**What this task involves:**
Report all lines from the entries below in which "symptoms" appears.

──────── Data excerpts

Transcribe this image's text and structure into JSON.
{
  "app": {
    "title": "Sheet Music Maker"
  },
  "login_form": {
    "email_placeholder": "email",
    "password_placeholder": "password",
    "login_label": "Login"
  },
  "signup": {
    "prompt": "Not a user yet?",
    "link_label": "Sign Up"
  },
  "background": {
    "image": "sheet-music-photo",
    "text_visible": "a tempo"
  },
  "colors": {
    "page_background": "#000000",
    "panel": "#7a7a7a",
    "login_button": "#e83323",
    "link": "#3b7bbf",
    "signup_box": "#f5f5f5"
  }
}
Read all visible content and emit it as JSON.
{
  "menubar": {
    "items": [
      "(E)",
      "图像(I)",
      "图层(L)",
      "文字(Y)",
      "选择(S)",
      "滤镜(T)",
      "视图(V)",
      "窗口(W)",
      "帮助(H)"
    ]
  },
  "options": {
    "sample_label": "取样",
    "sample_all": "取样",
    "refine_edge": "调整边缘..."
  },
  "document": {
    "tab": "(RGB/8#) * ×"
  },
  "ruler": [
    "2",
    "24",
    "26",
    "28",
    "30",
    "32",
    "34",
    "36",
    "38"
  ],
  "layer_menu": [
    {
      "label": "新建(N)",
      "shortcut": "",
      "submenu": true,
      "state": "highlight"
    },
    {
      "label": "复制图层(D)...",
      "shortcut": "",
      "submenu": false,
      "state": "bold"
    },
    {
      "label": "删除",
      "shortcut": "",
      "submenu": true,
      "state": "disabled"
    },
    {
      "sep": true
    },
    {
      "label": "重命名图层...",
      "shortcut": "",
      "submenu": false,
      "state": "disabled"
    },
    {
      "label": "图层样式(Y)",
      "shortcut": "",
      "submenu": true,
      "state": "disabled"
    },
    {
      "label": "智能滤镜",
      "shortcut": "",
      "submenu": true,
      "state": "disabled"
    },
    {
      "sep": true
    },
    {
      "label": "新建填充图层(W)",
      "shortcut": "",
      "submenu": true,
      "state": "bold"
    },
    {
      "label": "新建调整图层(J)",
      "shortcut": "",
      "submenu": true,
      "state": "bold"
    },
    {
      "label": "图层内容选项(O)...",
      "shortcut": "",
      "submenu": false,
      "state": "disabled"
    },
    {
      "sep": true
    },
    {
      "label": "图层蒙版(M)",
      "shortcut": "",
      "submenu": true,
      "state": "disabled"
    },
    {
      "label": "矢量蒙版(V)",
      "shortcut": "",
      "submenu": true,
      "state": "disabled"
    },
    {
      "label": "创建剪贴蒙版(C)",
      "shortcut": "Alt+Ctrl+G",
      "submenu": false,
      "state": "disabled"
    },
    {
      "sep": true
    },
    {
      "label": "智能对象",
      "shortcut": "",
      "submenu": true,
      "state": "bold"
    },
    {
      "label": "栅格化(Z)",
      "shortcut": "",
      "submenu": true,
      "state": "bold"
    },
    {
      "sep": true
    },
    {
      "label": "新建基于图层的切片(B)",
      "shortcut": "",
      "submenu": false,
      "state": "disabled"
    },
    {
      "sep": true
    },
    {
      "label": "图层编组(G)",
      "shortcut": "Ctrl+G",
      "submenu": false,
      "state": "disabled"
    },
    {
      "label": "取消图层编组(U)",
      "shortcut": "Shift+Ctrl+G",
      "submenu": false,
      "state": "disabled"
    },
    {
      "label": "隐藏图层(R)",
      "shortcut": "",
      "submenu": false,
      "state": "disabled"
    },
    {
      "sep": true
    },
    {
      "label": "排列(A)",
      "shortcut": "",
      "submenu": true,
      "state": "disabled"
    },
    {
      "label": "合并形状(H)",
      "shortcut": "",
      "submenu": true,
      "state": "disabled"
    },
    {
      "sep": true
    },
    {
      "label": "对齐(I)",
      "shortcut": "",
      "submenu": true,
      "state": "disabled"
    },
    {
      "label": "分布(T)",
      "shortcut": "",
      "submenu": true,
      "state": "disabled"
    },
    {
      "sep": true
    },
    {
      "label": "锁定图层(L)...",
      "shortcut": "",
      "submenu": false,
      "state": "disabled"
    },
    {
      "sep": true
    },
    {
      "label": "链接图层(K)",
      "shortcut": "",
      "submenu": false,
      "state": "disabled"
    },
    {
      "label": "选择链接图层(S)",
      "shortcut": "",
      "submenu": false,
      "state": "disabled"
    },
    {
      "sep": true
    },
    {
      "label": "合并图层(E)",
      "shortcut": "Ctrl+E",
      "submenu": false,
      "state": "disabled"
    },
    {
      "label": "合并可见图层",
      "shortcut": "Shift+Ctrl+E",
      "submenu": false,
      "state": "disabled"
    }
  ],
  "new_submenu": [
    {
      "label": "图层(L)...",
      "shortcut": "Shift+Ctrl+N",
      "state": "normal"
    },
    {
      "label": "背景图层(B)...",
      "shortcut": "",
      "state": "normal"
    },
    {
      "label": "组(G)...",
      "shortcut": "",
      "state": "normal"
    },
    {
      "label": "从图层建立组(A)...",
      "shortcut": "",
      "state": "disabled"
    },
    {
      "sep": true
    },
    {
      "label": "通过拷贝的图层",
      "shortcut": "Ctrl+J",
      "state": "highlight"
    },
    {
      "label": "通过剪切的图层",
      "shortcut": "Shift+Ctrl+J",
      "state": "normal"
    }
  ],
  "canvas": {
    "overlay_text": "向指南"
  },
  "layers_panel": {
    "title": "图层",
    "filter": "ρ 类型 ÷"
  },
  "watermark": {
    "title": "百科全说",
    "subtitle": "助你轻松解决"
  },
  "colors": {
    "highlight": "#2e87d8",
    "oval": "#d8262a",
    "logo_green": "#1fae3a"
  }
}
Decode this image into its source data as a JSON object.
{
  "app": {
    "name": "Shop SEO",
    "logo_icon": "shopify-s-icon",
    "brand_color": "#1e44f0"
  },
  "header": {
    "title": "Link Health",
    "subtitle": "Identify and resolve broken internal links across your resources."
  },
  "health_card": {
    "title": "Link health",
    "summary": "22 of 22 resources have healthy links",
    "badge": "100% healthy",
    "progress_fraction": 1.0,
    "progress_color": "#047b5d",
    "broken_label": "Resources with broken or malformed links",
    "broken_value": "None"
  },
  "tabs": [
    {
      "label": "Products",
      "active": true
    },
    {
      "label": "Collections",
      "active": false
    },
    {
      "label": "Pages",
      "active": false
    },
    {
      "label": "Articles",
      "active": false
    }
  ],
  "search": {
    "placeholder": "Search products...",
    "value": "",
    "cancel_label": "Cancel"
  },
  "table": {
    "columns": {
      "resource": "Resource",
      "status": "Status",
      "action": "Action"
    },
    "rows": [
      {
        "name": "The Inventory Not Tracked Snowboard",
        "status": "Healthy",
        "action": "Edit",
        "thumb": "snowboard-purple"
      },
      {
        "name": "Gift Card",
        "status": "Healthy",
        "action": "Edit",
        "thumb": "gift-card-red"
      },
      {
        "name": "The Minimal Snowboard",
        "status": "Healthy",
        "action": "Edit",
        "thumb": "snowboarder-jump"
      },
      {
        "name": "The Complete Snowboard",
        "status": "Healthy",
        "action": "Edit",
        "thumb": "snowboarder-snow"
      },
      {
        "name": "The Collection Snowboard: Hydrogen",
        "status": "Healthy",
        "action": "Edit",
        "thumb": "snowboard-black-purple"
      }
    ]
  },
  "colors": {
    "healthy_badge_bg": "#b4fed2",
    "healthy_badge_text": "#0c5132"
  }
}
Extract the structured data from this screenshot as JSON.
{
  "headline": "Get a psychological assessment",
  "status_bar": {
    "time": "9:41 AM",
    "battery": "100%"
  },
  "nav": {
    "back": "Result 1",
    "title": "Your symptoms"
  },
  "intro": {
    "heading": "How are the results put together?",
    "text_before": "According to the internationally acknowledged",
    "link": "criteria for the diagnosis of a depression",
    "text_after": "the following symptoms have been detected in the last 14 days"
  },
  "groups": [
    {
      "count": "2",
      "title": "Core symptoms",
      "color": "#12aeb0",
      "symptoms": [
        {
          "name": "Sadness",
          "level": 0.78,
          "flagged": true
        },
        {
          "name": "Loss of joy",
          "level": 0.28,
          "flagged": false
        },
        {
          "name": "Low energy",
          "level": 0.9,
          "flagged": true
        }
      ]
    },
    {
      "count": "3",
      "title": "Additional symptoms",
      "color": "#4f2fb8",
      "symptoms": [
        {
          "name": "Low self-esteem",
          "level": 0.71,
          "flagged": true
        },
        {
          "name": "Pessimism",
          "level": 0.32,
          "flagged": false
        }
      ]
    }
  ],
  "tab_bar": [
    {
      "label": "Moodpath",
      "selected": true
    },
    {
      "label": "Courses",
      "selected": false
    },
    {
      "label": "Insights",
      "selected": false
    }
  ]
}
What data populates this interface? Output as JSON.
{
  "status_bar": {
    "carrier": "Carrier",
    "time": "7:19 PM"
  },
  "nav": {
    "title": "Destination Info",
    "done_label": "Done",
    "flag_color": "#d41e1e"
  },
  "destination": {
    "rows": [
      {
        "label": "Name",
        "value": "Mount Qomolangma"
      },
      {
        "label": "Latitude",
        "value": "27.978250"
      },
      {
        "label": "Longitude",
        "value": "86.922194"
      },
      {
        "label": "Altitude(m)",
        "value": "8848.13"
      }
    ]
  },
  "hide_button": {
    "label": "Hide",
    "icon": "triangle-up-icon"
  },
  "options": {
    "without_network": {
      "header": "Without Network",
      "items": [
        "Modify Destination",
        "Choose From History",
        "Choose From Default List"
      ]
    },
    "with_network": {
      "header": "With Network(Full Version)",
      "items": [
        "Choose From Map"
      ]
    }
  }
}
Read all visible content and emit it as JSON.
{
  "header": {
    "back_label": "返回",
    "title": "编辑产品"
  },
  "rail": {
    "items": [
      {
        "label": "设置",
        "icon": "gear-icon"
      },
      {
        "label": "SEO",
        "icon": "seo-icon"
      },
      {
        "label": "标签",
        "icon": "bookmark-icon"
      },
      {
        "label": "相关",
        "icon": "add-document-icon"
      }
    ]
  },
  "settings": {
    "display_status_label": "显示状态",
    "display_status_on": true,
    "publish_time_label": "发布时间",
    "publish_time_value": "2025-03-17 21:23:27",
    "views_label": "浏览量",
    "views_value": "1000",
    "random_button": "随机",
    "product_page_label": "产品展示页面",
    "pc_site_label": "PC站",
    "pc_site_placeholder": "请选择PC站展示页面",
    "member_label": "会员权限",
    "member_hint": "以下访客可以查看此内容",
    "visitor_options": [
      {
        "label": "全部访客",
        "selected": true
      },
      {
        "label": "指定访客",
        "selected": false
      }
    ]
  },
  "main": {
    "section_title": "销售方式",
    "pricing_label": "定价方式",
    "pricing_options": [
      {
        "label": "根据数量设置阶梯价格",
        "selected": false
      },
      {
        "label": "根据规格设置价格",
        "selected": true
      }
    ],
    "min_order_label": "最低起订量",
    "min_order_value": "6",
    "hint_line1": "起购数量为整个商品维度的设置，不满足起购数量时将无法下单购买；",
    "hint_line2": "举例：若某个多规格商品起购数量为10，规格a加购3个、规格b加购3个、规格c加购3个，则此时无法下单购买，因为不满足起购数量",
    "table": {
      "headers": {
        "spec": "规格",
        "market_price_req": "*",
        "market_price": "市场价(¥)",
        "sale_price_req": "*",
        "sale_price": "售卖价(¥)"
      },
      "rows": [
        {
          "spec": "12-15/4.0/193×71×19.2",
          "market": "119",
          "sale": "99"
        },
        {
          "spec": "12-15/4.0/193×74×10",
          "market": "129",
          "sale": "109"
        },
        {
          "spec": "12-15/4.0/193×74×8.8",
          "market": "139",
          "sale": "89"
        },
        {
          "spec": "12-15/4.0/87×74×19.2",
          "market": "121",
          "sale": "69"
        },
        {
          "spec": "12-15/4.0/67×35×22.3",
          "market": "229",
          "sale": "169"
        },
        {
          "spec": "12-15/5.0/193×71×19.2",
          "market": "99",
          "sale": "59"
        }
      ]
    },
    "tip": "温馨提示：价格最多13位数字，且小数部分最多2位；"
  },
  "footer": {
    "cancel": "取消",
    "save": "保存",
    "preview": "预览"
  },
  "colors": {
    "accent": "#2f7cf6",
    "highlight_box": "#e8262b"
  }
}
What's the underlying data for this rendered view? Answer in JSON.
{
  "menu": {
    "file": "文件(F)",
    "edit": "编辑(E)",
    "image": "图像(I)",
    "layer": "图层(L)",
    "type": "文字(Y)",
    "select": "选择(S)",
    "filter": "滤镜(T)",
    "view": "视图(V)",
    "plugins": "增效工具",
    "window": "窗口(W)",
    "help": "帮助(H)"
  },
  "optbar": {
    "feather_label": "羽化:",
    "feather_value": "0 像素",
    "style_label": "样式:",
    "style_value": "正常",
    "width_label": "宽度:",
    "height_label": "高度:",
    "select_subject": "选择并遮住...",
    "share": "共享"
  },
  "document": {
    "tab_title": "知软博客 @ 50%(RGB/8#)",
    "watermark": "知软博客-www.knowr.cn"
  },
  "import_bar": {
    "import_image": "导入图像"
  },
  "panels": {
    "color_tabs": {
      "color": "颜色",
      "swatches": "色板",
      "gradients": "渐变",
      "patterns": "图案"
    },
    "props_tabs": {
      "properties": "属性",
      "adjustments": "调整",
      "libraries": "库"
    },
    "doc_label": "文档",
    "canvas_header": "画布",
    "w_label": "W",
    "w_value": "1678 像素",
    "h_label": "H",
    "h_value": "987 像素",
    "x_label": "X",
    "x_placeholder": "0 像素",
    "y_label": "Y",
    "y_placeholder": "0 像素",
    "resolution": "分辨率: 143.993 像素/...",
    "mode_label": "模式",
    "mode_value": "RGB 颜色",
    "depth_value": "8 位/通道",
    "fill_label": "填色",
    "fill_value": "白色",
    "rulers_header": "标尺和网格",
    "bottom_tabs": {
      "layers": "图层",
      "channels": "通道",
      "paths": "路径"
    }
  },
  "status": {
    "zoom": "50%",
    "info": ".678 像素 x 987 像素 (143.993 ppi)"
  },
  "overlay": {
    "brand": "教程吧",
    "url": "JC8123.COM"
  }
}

────────────────

**The reply:**
    "title": "Your symptoms"
    "text_after": "the following symptoms have been detected in the last 14 days"
      "title": "Core symptoms",
      "symptoms": [
      "title": "Additional symptoms",
      "symptoms": [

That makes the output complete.